* TEXTE PROPOSÉ *
Du sacre des rois de France

Partie 1 : des origines aux carolingiens

L’humanité a connu lors de son histoire de nombreux souverains sacrés et liés aux croyances religieuses. Les souverains de Chine & du Japon sont « Fils du Ciel », les pharaons d’Égypte & les empereurs romains véritable dieu vivant sur Terre, &c. Les exemples sont nombreux, toutefois il s’agira ici d’étudier le cas du sacre des rois de France.

  • Des origines bibliques

Dans un premier temps il est important de rappeler que la sacralité des rois de France est rattachée à des origines bibliques, celle des premiers rois : Saül, David & Salomon.

Le premier, Saül, est désigné à Samuel par Dieu : « Voilà l’homme dont je t’ai parlé ; c’est lui qui exercera le pouvoir sur mon peuple. », mais Saül n’ayant pas accompli les paroles du Seigneur, il dit à Samuel : « Prends une corne que tu rempliras d’huile & pars ! Je t’envoie auprès de Jessé de Bethléem, car j’ai vu parmi ses fils mon roi […] tu me consacreras par l’onction celui que je te désignerai. » & lorsque David se présenta à lui : « Lève-toi, donne-lui l’onction, c’est lui. »

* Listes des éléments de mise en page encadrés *

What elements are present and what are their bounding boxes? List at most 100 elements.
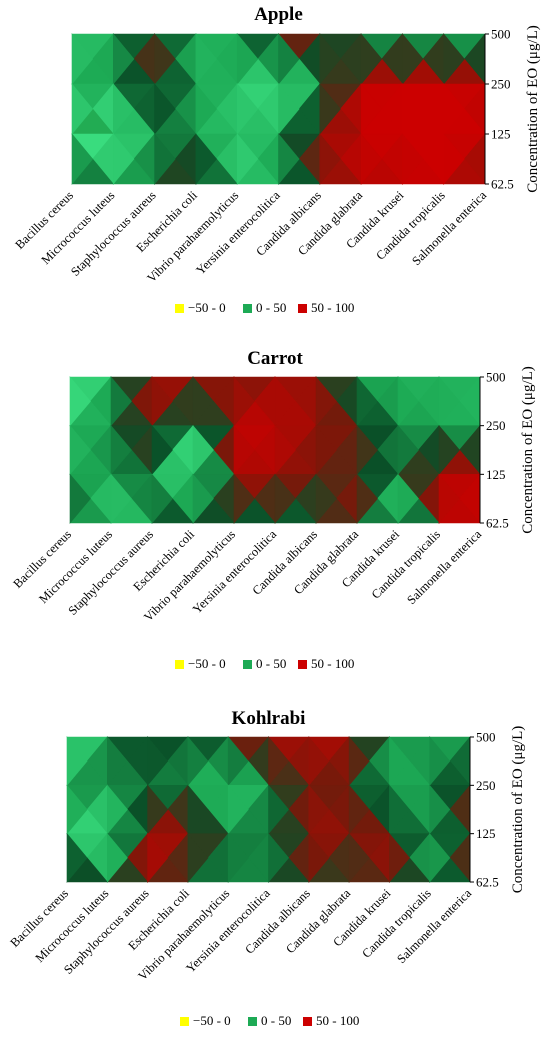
heatmap-cell (389, 736, 410, 787)
heatmap-cell (154, 83, 176, 135)
heatmap-cell (66, 736, 88, 787)
heatmap-cell (69, 424, 91, 476)
y-tick-label: 62.5 (491, 177, 514, 192)
heatmap-cell (236, 133, 259, 185)
legend-label: 50 - 100 (311, 300, 354, 315)
heatmap-cell (71, 33, 94, 85)
heatmap-cell (187, 832, 209, 883)
heatmap-cell (315, 424, 337, 476)
category-label: Micrococcus luteus (36, 527, 115, 606)
heatmap-cell (315, 473, 337, 524)
heatmap-cell (113, 83, 135, 135)
heatmap-cell (315, 376, 337, 427)
category-label: Salmonella enterica (394, 886, 474, 966)
heatmap-cell (402, 83, 424, 135)
heatmap-cell (319, 83, 341, 135)
legend-label: 0 - 50 (256, 656, 286, 671)
heatmap-cell (356, 424, 378, 476)
heatmap-cell (348, 736, 370, 787)
heatmap-cell (274, 473, 296, 524)
heatmap-cell (356, 473, 378, 524)
category-label: Candida tropicalis (359, 886, 434, 961)
heatmap-cell (438, 424, 460, 476)
heatmap-cell (278, 133, 300, 185)
heatmap-cell (429, 736, 451, 787)
heatmap-cell (274, 424, 296, 476)
y-tick-label: 125 (486, 467, 506, 482)
heatmap-panel-carrot: Carrot 500 250 125 62.5 Concentration of EO (… (0, 340, 550, 685)
heatmap-cell (151, 376, 173, 427)
heatmap-cell (233, 473, 255, 524)
heatmap-cells (71, 33, 486, 185)
heatmap-cell (110, 376, 132, 427)
legend-label: −50 - 0 (193, 1013, 231, 1028)
heatmap-cell (397, 473, 419, 524)
y-tick-label: 250 (486, 418, 506, 433)
heatmap-cells (69, 376, 481, 524)
heatmap-cell (438, 376, 460, 427)
heatmap-cell (147, 736, 169, 787)
heatmap-cell (154, 33, 176, 85)
heatmap-carrot-svg: Carrot 500 250 125 62.5 Concentration of EO (… (10, 348, 536, 671)
legend-label: 50 - 100 (311, 656, 354, 671)
heatmap-cell (71, 133, 94, 185)
heatmap-cell (71, 83, 94, 135)
legend-swatch (175, 660, 184, 669)
y-axis-label: Concentration of EO (μg/L) (510, 726, 526, 894)
heatmap-cell (107, 736, 128, 787)
heatmap-cell (319, 133, 341, 185)
heatmap-kohlrabi-svg: Kohlrabi 500 250 125 62.5 Concentration of EO… (7, 708, 526, 1028)
heatmap-cell (236, 83, 259, 135)
y-tick-label: 125 (476, 826, 496, 841)
heatmap-cell (389, 784, 410, 835)
chart-title: Apple (254, 4, 303, 25)
heatmap-cell (187, 736, 209, 787)
heatmap-cell (402, 33, 424, 85)
category-label: Micrococcus luteus (33, 886, 112, 965)
heatmap-cell (360, 133, 383, 185)
heatmap-cell (308, 784, 330, 835)
chart-title: Kohlrabi (232, 708, 306, 729)
heatmap-panel-apple: Apple 500 250 125 62.5 Concentration of EO (μ… (0, 0, 550, 330)
category-label: Micrococcus luteus (39, 188, 118, 267)
heatmap-cell (110, 424, 132, 476)
heatmap-cell (389, 832, 410, 883)
heatmap-cell (147, 784, 169, 835)
heatmap-apple-svg: Apple 500 250 125 62.5 Concentration of EO (μ… (12, 4, 541, 315)
heatmap-cell (348, 784, 370, 835)
heatmap-cell (69, 473, 91, 524)
heatmap-cell (69, 376, 91, 427)
heatmap-cell (66, 784, 88, 835)
heatmap-cell (227, 784, 249, 835)
heatmap-cell (278, 33, 300, 85)
heatmap-cell (402, 133, 424, 185)
heatmap-cell (438, 473, 460, 524)
heatmap-cell (154, 133, 176, 185)
heatmap-cell (360, 83, 383, 135)
heatmap-cell (233, 424, 255, 476)
legend-label: −50 - 0 (188, 656, 226, 671)
heatmap-panel-kohlrabi: Kohlrabi 500 250 125 62.5 Concentration of EO… (0, 695, 550, 1041)
category-label: Salmonella enterica (404, 527, 484, 607)
legend-swatch (298, 660, 307, 669)
legend-swatch (248, 1017, 257, 1026)
y-axis-label: Concentration of EO (μg/L) (520, 366, 536, 534)
heatmap-cell (268, 784, 290, 835)
y-tick-label: 250 (476, 778, 496, 793)
y-tick-label: 125 (491, 127, 511, 142)
heatmap-cell (268, 832, 290, 883)
legend-label: 0 - 50 (256, 300, 286, 315)
legend-swatch (298, 304, 307, 313)
legend-swatch (175, 304, 184, 313)
heatmap-cell (443, 133, 465, 185)
heatmap-cell (356, 376, 378, 427)
chart-title: Carrot (247, 348, 303, 369)
heatmap-cell (308, 736, 330, 787)
heatmap-cell (66, 832, 88, 883)
legend-swatch (180, 1017, 189, 1026)
y-tick-label: 500 (486, 370, 506, 385)
heatmap-cell (397, 376, 419, 427)
heatmap-cell (113, 33, 135, 85)
heatmap-cell (195, 83, 217, 135)
legend-label: 0 - 50 (261, 1013, 291, 1028)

* CONSIGNE *
Reproduisez fidèlement le passage du texte sur le sacre des rois de France allant de « L’humanité a connu » jusqu'à « David & Salomon. ». Le listing n'a aucun lien avec le texte sur le sacre des rois de France.

* RÉPONSE ATTENDUE *
L’humanité a connu lors de son histoire de nombreux souverains sacrés et liés aux croyances religieuses. Les souverains de Chine & du Japon sont « Fils du Ciel », les pharaons d’Égypte & les empereurs romains véritable dieu vivant sur Terre, &c. Les exemples sont nombreux, toutefois il s’agira ici d’étudier le cas du sacre des rois de France.

  • Des origines bibliques

Dans un premier temps il est important de rappeler que la sacralité des rois de France est rattachée à des origines bibliques, celle des premiers rois : Saül, David & Salomon.